- **Exercise tasks**
1. Reproduce part of the post on MMO reviews, beginning at the words "More importantly though, I" and stopping after the words "of the genre.".
2. Answer these questions from the post on MMO reviews:
(a) Which console did the writer buy Assassin's Creed 2 for?
(b) Which site withdrew its review of the Age of Conan Rise of the Godslayer expansion on launch day?
(c) What is GameSpot's policy for MMO reviews called?

- **Document segment**
========================================
I remember when Assassin’s Creed 2 came out, I was hesitant to give it a shot. The hype surrounding it made me curious, but I had found the original game a little too tedious for my tastes. It was the many glowing reviews I read on gaming sites, saying that the second installment was in many ways better than the first game, that finally led me to pick it up for the Xbox360. And I’m glad I did. It rocked.
But that was a single player game. Everyone who plays it gets to be Ezio Auditore da Firenze (you, sir, win first prize in the sexiest name contest), we’re all taken through the same story where we all essentially make the same decisions, solve the same puzzles, kill the same targets, yadda yadda yadda, get the same ending. I can read any reviewer’s take on AC2 and have a general idea of what to expect, and know right away if it’s a game I’ll like or not.
MMORPGs, on the other hand, are another story. To be honest, I don’t care much for reading MMO reviews on the big game sites, though I’ll still scan them from time to time just to see what IGN or Gamespot etc. thinks. On launch day of the Age of Conan Rise of the Godslayer expansion, I went to check out the Eurogamer review only to see that they had already decided to withdraw it because they were “not completely satisfied that it meets the standards expected of MMO reviews.”
I wasn’t sure what happened exactly, but seeing that message did bring back memories of their Darkfall review scandal last year and of the more recent Global Agenda review snafu by GameSpot. The reviewer for RotGs may or may not have played enough to give a fair review and there were allegedly a few tidbits of misinformation in the article, but the fact that I don’t know what the deal was makes me feel a little conflicted on this. So someone on a game review site has a negative opinion on an MMO, why all the rage in the comments? I would take it with a grain of salt.
First of all, it takes a lot of time to properly explore an MMO. GameSpot for one has a “30 hour policy” but I personally don’t think that’s enough either. I would argue that a true experience takes days or even weeks. But maybe that’s a bit of an unrealistic expectation from a game site, and as such I wouldn’t read too much into any MMO review article.
More importantly though, I think the variety of MMORPGs on the market have given rise to many types of online gamers all seeking ways to satisfy their different play styles. Whether you’re a PVPer, raider, explorer, achiever, collector, solo-er, casual, hardcore, crafter, RPer, or whatever, the fact of the matter is, no one is going to have exactly the same experience in an MMO, nor would they have the same expectations. That’s the beauty of the genre.
========================================
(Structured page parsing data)
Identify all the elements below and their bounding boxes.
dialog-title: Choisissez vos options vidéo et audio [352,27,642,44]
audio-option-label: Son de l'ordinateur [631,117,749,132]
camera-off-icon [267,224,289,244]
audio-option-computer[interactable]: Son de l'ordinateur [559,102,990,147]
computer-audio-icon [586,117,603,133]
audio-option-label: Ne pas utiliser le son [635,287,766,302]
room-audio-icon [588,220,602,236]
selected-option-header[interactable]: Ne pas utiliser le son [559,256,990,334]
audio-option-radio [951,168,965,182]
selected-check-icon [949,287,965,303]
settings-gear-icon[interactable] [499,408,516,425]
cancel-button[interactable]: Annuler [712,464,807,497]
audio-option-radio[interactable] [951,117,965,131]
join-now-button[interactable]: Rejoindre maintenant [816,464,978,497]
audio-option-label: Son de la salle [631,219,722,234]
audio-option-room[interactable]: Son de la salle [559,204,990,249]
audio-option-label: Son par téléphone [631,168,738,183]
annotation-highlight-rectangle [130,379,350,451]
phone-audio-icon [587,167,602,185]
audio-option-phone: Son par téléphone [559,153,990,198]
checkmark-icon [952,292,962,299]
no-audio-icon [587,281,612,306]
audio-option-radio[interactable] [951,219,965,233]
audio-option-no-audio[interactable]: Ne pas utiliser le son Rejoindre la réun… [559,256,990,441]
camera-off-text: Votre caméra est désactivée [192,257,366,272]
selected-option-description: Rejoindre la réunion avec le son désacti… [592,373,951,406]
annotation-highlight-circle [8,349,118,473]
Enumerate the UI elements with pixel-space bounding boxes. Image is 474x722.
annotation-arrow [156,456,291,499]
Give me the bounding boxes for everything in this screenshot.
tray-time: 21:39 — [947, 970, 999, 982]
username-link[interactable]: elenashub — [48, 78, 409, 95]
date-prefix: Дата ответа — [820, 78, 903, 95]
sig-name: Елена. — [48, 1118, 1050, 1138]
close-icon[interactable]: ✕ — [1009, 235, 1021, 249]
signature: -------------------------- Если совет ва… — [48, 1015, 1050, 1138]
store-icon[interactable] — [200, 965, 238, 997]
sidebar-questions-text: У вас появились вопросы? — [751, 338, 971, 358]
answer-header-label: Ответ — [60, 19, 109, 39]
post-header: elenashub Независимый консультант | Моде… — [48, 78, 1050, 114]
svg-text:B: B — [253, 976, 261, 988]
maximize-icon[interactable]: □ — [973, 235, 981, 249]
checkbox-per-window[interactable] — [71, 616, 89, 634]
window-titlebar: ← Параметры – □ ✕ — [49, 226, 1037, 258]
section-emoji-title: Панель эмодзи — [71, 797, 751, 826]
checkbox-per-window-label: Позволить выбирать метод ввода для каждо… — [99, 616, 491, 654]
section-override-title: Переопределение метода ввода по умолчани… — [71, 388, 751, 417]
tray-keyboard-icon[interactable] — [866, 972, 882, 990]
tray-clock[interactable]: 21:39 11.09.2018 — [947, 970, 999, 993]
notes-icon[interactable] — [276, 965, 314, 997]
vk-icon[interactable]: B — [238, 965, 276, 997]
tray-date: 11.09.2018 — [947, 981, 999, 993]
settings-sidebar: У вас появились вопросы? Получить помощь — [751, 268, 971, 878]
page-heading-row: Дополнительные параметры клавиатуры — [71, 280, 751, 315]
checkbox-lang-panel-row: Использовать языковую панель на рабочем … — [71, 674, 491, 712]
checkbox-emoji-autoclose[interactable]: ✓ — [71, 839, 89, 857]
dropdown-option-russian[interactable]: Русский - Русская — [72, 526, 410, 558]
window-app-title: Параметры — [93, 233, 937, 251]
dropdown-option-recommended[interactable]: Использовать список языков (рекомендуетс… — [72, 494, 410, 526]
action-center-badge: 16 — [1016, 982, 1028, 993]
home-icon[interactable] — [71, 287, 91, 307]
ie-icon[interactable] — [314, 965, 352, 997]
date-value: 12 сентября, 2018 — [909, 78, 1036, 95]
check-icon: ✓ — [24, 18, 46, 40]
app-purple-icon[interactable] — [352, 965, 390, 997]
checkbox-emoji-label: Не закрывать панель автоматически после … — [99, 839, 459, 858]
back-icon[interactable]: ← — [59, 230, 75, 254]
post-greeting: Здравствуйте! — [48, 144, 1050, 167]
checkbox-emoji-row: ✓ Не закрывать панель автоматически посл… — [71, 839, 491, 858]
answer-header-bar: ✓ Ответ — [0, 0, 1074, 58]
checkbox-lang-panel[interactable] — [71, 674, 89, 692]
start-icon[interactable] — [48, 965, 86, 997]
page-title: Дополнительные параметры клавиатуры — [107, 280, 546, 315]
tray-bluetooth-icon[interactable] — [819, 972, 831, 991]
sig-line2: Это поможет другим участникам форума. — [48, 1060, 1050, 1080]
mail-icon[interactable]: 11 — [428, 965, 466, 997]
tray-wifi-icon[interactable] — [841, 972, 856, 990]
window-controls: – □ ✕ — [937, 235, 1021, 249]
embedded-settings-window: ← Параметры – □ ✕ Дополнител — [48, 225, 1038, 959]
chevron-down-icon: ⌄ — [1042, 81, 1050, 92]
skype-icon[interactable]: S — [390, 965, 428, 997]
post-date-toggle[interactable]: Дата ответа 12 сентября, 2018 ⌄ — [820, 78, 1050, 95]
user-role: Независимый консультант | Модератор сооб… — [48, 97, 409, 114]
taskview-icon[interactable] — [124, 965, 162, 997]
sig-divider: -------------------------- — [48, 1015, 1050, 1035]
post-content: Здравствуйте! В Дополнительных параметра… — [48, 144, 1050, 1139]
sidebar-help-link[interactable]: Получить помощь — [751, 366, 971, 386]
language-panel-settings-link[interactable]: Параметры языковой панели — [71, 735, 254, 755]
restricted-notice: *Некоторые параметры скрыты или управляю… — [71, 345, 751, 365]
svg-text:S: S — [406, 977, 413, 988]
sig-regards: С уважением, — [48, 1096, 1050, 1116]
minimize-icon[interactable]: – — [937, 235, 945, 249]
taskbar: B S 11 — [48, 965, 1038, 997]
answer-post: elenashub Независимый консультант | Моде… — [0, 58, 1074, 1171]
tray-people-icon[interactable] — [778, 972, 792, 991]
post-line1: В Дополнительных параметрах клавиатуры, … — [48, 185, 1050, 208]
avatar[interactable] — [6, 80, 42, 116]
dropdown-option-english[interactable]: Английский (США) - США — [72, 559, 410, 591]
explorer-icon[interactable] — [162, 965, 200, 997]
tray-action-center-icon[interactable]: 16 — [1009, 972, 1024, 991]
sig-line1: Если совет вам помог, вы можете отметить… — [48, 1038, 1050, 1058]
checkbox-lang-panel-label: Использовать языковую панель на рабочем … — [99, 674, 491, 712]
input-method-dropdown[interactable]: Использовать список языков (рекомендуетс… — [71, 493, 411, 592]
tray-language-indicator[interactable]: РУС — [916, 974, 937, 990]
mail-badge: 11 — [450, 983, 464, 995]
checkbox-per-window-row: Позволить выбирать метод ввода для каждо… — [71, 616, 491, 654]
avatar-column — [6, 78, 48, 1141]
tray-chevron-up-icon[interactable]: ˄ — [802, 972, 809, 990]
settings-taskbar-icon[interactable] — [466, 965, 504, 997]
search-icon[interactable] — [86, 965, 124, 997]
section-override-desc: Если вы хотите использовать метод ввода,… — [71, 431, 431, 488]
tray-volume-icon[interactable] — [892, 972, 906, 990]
========================================
- **Numbered answers**
1.
More importantly though, I think the variety of MMORPGs on the market have given rise to many types of online gamers all seeking ways to satisfy their different play styles. Whether you’re a PVPer, raider, explorer, achiever, collector, solo-er, casual, hardcore, crafter, RPer, or whatever, the fact of the matter is, no one is going to have exactly the same experience in an MMO, nor would they have the same expectations. That’s the beauty of the genre.

2.
(a) The Xbox360.
(b) Eurogamer.
(c) A "30 hour policy."